__TASK DESCRIPTION__. Locate the lines where "about" occurs and copy them as they stand.
— start of THE INPUT —
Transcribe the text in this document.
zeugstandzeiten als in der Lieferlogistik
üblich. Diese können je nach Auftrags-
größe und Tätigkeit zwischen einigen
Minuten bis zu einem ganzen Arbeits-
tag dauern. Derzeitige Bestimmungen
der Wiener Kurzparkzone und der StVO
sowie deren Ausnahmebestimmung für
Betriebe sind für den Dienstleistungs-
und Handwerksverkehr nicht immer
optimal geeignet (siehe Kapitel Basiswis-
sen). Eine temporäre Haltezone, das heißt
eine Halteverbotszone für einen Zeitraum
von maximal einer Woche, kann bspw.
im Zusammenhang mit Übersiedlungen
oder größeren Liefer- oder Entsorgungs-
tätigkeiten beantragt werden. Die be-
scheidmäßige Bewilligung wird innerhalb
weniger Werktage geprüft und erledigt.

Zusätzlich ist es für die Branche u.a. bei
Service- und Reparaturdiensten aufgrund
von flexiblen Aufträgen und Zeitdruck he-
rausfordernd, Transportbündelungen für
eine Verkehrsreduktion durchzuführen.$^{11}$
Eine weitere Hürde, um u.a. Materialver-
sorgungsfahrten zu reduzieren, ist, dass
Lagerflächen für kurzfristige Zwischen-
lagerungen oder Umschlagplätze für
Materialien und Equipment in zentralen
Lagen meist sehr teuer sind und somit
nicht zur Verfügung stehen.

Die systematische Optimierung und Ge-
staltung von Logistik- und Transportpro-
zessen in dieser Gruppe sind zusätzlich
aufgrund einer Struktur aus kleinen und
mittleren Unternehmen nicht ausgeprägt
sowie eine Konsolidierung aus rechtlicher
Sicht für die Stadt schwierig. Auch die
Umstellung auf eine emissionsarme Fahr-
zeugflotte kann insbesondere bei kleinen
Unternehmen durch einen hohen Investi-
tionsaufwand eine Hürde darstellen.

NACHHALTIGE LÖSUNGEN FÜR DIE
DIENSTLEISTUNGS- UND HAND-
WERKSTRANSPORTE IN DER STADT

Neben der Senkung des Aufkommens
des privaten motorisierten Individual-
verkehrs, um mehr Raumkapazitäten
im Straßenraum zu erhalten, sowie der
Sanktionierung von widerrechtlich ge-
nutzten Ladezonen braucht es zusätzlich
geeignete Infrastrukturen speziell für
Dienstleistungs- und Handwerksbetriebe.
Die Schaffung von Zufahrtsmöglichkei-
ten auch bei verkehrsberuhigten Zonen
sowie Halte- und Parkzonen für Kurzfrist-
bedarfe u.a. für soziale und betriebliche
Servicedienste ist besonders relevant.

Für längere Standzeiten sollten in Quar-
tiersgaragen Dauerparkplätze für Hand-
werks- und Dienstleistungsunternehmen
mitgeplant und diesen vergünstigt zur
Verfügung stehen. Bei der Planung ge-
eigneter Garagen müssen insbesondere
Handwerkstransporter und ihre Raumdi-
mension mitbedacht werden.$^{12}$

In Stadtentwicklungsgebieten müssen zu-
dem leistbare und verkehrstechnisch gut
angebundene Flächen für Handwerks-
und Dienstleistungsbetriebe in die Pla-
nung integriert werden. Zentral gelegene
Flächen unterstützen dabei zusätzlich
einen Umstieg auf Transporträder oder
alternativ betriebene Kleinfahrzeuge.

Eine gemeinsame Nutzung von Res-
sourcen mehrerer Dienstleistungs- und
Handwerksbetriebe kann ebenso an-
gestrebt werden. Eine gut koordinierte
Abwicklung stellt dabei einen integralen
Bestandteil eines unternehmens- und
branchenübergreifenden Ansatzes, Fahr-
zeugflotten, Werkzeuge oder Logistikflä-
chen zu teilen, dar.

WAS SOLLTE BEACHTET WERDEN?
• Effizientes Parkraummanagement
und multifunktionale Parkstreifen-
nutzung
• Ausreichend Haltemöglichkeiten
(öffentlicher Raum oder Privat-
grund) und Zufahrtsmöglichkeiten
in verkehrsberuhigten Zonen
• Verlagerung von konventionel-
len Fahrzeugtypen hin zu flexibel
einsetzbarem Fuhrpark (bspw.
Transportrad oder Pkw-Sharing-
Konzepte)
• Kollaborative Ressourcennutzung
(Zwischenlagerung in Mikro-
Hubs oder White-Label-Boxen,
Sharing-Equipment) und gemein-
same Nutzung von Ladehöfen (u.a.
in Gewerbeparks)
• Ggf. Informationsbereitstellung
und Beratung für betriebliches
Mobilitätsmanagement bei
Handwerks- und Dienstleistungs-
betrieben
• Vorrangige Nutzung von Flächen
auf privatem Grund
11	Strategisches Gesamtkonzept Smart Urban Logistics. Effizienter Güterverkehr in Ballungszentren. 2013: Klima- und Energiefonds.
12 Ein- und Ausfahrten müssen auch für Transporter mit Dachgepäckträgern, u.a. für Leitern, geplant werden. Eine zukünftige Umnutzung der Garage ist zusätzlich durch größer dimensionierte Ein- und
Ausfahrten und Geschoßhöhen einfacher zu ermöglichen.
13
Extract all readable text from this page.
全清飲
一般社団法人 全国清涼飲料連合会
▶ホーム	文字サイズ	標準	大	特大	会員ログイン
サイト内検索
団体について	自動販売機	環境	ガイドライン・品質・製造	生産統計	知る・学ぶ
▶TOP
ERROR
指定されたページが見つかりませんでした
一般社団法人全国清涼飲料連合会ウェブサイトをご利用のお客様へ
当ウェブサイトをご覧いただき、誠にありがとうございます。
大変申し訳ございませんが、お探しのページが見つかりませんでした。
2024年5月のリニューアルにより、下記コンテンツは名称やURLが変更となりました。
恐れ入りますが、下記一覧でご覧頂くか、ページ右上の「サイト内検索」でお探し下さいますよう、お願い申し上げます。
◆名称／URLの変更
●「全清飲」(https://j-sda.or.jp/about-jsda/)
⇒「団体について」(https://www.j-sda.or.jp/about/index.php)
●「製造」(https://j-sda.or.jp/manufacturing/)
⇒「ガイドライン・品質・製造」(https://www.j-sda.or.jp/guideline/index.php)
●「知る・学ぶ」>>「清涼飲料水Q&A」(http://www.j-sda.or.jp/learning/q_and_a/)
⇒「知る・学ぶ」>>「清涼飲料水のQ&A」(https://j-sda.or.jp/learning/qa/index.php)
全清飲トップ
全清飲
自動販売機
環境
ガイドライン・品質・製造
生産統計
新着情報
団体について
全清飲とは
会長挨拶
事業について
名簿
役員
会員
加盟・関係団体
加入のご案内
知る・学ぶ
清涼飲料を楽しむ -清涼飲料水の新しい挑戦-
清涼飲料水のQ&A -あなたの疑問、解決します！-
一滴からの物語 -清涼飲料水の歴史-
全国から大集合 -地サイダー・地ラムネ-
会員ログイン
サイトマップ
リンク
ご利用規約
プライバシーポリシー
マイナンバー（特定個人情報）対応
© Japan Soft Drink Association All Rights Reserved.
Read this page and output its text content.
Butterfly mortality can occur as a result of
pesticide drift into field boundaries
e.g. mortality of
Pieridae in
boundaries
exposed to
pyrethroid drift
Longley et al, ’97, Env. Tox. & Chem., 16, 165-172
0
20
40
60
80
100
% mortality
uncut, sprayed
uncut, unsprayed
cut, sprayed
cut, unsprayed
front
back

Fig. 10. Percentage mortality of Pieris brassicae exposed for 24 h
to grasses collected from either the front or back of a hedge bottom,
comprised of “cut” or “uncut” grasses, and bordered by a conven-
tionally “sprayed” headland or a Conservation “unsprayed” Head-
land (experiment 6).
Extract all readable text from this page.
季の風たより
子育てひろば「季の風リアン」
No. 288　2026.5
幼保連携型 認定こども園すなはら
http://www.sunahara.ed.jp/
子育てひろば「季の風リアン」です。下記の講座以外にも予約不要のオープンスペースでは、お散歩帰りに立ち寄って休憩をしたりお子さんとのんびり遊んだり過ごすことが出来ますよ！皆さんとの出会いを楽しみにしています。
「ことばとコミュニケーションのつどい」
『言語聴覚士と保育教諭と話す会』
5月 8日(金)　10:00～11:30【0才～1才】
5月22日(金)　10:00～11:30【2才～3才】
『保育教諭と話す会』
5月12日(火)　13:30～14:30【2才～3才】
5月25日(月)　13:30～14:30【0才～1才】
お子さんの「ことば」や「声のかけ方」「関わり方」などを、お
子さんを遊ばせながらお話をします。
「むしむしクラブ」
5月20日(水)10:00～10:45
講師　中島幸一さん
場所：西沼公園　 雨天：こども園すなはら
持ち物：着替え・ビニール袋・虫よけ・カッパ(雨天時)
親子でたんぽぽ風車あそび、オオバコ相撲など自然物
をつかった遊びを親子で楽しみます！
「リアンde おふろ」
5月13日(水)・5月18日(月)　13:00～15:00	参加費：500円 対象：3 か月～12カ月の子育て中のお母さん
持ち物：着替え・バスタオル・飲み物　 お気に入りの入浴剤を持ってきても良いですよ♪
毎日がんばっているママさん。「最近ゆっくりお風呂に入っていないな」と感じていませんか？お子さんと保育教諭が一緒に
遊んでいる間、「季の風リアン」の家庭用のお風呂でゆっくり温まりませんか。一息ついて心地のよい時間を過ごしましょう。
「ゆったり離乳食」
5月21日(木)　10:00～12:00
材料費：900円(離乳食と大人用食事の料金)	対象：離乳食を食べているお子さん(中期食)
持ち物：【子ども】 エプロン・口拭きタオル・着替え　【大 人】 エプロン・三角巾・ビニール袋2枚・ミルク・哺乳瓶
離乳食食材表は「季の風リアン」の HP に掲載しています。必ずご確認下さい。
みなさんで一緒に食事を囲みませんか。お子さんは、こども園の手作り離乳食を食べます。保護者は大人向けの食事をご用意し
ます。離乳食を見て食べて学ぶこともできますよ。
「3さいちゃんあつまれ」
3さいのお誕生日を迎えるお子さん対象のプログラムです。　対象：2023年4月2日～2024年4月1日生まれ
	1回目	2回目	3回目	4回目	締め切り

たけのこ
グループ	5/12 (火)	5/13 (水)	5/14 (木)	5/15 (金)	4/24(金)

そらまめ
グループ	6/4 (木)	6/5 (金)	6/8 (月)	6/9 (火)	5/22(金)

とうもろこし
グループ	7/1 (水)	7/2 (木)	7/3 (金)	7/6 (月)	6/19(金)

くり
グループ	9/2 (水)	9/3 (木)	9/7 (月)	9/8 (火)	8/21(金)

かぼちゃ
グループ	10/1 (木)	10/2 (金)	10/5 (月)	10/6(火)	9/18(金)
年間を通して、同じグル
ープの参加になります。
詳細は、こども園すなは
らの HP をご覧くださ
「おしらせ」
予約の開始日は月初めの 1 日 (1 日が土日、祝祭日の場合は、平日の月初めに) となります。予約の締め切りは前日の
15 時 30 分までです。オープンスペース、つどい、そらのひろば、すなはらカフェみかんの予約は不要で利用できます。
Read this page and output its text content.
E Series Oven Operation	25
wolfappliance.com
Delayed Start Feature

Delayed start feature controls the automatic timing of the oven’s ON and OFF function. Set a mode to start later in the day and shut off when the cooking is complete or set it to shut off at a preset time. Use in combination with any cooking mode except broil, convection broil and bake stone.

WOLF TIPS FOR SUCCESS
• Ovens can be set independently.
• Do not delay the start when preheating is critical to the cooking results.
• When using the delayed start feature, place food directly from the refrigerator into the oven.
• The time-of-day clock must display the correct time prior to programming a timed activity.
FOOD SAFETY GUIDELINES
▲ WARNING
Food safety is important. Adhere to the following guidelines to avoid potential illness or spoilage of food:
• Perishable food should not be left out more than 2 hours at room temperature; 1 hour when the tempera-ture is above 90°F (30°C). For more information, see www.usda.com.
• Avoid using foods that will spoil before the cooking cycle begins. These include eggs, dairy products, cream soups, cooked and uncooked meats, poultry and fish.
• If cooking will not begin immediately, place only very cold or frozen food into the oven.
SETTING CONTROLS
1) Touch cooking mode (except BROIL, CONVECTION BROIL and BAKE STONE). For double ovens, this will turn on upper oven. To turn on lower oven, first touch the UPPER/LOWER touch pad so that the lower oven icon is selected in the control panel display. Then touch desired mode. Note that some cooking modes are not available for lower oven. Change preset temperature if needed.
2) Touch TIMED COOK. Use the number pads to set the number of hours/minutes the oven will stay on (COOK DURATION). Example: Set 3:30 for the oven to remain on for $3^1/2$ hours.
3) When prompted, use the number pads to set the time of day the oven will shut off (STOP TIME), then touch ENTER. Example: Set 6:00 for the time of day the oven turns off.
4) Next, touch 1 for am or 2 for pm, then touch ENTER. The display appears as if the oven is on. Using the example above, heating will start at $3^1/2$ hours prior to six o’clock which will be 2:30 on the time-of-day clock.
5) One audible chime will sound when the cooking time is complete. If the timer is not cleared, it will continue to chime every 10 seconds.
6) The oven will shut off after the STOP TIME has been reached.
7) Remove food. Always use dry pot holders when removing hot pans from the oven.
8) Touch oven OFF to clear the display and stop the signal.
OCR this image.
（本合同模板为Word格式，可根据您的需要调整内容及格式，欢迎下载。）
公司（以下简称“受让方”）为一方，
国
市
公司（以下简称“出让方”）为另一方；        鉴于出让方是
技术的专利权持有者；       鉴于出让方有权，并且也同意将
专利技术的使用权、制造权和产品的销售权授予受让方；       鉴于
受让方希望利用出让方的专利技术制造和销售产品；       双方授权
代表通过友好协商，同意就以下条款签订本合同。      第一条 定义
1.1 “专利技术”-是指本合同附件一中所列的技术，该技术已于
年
— end of THE INPUT —
__TASK ANSWER__.
●「全清飲」(https://j-sda.or.jp/about-jsda/)
⇒「団体について」(https://www.j-sda.or.jp/about/index.php)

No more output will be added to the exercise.